━━ RECORD LIST ━━
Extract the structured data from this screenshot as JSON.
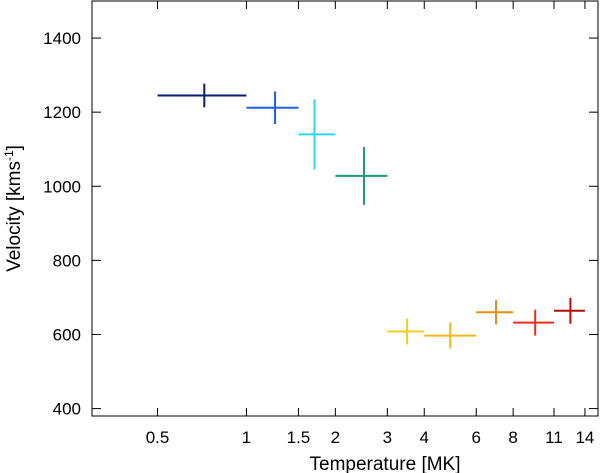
{
  "chart_data": {
    "type": "scatter",
    "xlabel": "Temperature [MK]",
    "ylabel": {
      "main": "Velocity [kms",
      "sup": "-1",
      "end": "]"
    },
    "xscale": "log",
    "xlim": [
      0.3,
      15.5
    ],
    "ylim": [
      380,
      1500
    ],
    "xticks": [
      {
        "value": 0.5,
        "label": "0.5"
      },
      {
        "value": 1,
        "label": "1"
      },
      {
        "value": 1.5,
        "label": "1.5"
      },
      {
        "value": 2,
        "label": "2"
      },
      {
        "value": 3,
        "label": "3"
      },
      {
        "value": 4,
        "label": "4"
      },
      {
        "value": 6,
        "label": "6"
      },
      {
        "value": 8,
        "label": "8"
      },
      {
        "value": 11,
        "label": "11"
      },
      {
        "value": 14,
        "label": "14"
      }
    ],
    "yticks": [
      {
        "value": 400,
        "label": "400"
      },
      {
        "value": 600,
        "label": "600"
      },
      {
        "value": 800,
        "label": "800"
      },
      {
        "value": 1000,
        "label": "1000"
      },
      {
        "value": 1200,
        "label": "1200"
      },
      {
        "value": 1400,
        "label": "1400"
      }
    ],
    "points": [
      {
        "x": 0.72,
        "xlo": 0.5,
        "xhi": 1.0,
        "y": 1245,
        "ylo": 1213,
        "yhi": 1277,
        "color": "#0a1a7a"
      },
      {
        "x": 1.25,
        "xlo": 1.0,
        "xhi": 1.5,
        "y": 1212,
        "ylo": 1168,
        "yhi": 1256,
        "color": "#1f5ee8"
      },
      {
        "x": 1.7,
        "xlo": 1.5,
        "xhi": 2.0,
        "y": 1140,
        "ylo": 1045,
        "yhi": 1235,
        "color": "#2ad8f0"
      },
      {
        "x": 2.5,
        "xlo": 2.0,
        "xhi": 3.0,
        "y": 1028,
        "ylo": 950,
        "yhi": 1106,
        "color": "#1c9a78"
      },
      {
        "x": 3.5,
        "xlo": 3.0,
        "xhi": 4.0,
        "y": 608,
        "ylo": 573,
        "yhi": 643,
        "color": "#f2cf1a"
      },
      {
        "x": 4.9,
        "xlo": 4.0,
        "xhi": 6.0,
        "y": 597,
        "ylo": 562,
        "yhi": 632,
        "color": "#f4b81c"
      },
      {
        "x": 7.0,
        "xlo": 6.0,
        "xhi": 8.0,
        "y": 660,
        "ylo": 627,
        "yhi": 693,
        "color": "#ee8a12"
      },
      {
        "x": 9.5,
        "xlo": 8.0,
        "xhi": 11.0,
        "y": 632,
        "ylo": 597,
        "yhi": 667,
        "color": "#e6301e"
      },
      {
        "x": 12.5,
        "xlo": 11.0,
        "xhi": 14.0,
        "y": 664,
        "ylo": 629,
        "yhi": 699,
        "color": "#b30c0c"
      }
    ]
  }
}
━━━
> **WHAT YOU HAVE TO DO**
Give back every line exactly as it stands, pictures excluded.

> **OUTPUT FOR THIS EXERCISE**
Extract the structured data from this screenshot as JSON.
{
  "chart_data": {
    "type": "scatter",
    "xlabel": "Temperature [MK]",
    "ylabel": {
      "main": "Velocity [kms",
      "sup": "-1",
      "end": "]"
    },
    "xscale": "log",
    "xlim": [
      0.3,
      15.5
    ],
    "ylim": [
      380,
      1500
    ],
    "xticks": [
      {
        "value": 0.5,
        "label": "0.5"
      },
      {
        "value": 1,
        "label": "1"
      },
      {
        "value": 1.5,
        "label": "1.5"
      },
      {
        "value": 2,
        "label": "2"
      },
      {
        "value": 3,
        "label": "3"
      },
      {
        "value": 4,
        "label": "4"
      },
      {
        "value": 6,
        "label": "6"
      },
      {
        "value": 8,
        "label": "8"
      },
      {
        "value": 11,
        "label": "11"
      },
      {
        "value": 14,
        "label": "14"
      }
    ],
    "yticks": [
      {
        "value": 400,
        "label": "400"
      },
      {
        "value": 600,
        "label": "600"
      },
      {
        "value": 800,
        "label": "800"
      },
      {
        "value": 1000,
        "label": "1000"
      },
      {
        "value": 1200,
        "label": "1200"
      },
      {
        "value": 1400,
        "label": "1400"
      }
    ],
    "points": [
      {
        "x": 0.72,
        "xlo": 0.5,
        "xhi": 1.0,
        "y": 1245,
        "ylo": 1213,
        "yhi": 1277,
        "color": "#0a1a7a"
      },
      {
        "x": 1.25,
        "xlo": 1.0,
        "xhi": 1.5,
        "y": 1212,
        "ylo": 1168,
        "yhi": 1256,
        "color": "#1f5ee8"
      },
      {
        "x": 1.7,
        "xlo": 1.5,
        "xhi": 2.0,
        "y": 1140,
        "ylo": 1045,
        "yhi": 1235,
        "color": "#2ad8f0"
      },
      {
        "x": 2.5,
        "xlo": 2.0,
        "xhi": 3.0,
        "y": 1028,
        "ylo": 950,
        "yhi": 1106,
        "color": "#1c9a78"
      },
      {
        "x": 3.5,
        "xlo": 3.0,
        "xhi": 4.0,
        "y": 608,
        "ylo": 573,
        "yhi": 643,
        "color": "#f2cf1a"
      },
      {
        "x": 4.9,
        "xlo": 4.0,
        "xhi": 6.0,
        "y": 597,
        "ylo": 562,
        "yhi": 632,
        "color": "#f4b81c"
      },
      {
        "x": 7.0,
        "xlo": 6.0,
        "xhi": 8.0,
        "y": 660,
        "ylo": 627,
        "yhi": 693,
        "color": "#ee8a12"
      },
      {
        "x": 9.5,
        "xlo": 8.0,
        "xhi": 11.0,
        "y": 632,
        "ylo": 597,
        "yhi": 667,
        "color": "#e6301e"
      },
      {
        "x": 12.5,
        "xlo": 11.0,
        "xhi": 14.0,
        "y": 664,
        "ylo": 629,
        "yhi": 699,
        "color": "#b30c0c"
      }
    ]
  }
}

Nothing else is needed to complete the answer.